### [WHAT TO DO]
Pick out each line containing the string "THERA".

### [INPUT FOR THIS TASK]

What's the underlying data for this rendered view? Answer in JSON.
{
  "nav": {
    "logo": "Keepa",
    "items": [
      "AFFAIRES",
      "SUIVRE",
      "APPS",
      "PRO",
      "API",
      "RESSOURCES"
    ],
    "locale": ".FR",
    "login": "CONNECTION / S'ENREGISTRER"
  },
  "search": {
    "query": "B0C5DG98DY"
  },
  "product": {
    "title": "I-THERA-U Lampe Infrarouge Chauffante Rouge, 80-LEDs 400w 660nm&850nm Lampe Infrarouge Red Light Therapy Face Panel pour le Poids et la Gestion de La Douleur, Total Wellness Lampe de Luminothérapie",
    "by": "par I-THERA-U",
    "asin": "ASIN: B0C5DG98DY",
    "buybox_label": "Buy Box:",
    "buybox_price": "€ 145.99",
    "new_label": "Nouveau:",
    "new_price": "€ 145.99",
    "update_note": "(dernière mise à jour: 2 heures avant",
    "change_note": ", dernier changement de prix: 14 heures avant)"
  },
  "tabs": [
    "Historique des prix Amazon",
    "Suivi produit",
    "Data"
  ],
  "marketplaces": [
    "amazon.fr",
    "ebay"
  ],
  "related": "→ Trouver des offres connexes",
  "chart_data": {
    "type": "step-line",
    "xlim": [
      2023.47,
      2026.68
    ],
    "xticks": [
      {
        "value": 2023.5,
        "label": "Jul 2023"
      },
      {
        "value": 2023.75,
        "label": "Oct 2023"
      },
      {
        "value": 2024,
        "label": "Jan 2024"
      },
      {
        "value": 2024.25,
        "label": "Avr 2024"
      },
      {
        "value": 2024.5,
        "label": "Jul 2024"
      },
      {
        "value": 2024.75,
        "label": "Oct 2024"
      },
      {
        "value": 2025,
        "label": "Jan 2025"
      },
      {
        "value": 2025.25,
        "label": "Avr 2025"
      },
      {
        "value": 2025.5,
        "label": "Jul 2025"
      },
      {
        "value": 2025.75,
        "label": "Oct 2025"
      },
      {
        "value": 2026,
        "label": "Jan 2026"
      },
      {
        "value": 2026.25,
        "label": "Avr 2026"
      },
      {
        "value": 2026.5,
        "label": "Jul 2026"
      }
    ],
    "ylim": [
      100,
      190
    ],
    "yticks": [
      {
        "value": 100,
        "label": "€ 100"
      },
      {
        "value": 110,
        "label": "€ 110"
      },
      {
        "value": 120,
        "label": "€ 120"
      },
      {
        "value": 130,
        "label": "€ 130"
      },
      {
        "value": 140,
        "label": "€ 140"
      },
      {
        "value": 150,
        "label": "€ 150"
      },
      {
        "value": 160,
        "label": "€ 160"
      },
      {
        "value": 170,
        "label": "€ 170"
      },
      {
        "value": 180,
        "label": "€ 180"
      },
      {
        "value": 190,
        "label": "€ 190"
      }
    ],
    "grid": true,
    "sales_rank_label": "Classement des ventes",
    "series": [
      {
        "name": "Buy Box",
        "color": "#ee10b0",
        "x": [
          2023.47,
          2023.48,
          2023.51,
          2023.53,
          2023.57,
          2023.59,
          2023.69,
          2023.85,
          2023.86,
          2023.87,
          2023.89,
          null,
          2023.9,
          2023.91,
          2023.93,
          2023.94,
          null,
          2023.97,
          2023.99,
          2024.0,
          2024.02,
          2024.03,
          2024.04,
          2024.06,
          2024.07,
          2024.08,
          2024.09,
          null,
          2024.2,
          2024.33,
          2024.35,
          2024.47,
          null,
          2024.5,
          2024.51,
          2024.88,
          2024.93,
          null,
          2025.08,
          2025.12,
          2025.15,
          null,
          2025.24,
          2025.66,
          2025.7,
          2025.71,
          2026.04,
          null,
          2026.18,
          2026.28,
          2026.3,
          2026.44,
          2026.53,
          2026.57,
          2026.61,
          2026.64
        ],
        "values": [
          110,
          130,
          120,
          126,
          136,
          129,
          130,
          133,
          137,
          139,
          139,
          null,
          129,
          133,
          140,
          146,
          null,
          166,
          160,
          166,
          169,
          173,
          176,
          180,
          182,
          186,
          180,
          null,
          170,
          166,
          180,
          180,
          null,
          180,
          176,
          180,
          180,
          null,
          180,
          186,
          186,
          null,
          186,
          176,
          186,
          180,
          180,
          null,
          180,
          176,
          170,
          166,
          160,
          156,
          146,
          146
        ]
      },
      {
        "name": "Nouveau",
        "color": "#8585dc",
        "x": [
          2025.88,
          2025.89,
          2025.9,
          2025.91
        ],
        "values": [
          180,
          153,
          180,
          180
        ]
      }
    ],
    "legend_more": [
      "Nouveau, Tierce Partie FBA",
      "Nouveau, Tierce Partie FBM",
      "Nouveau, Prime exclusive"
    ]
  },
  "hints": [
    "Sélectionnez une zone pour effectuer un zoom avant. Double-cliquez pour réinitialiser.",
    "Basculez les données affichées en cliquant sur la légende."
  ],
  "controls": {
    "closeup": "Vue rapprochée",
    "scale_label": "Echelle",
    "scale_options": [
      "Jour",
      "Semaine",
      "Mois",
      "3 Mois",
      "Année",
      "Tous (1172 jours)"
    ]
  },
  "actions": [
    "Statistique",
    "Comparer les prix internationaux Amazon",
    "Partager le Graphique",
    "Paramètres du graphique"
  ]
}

### [SOLUTION TO THIS TASK]
    "title": "I-THERA-U Lampe Infrarouge Chauffante Rouge, 80-LEDs 400w 660nm&850nm Lampe Infrarouge Red Light Therapy Face Panel pour le Poids et la Gestion de La Douleur, Total Wellness Lampe de Luminothérapie",
    "by": "par I-THERA-U",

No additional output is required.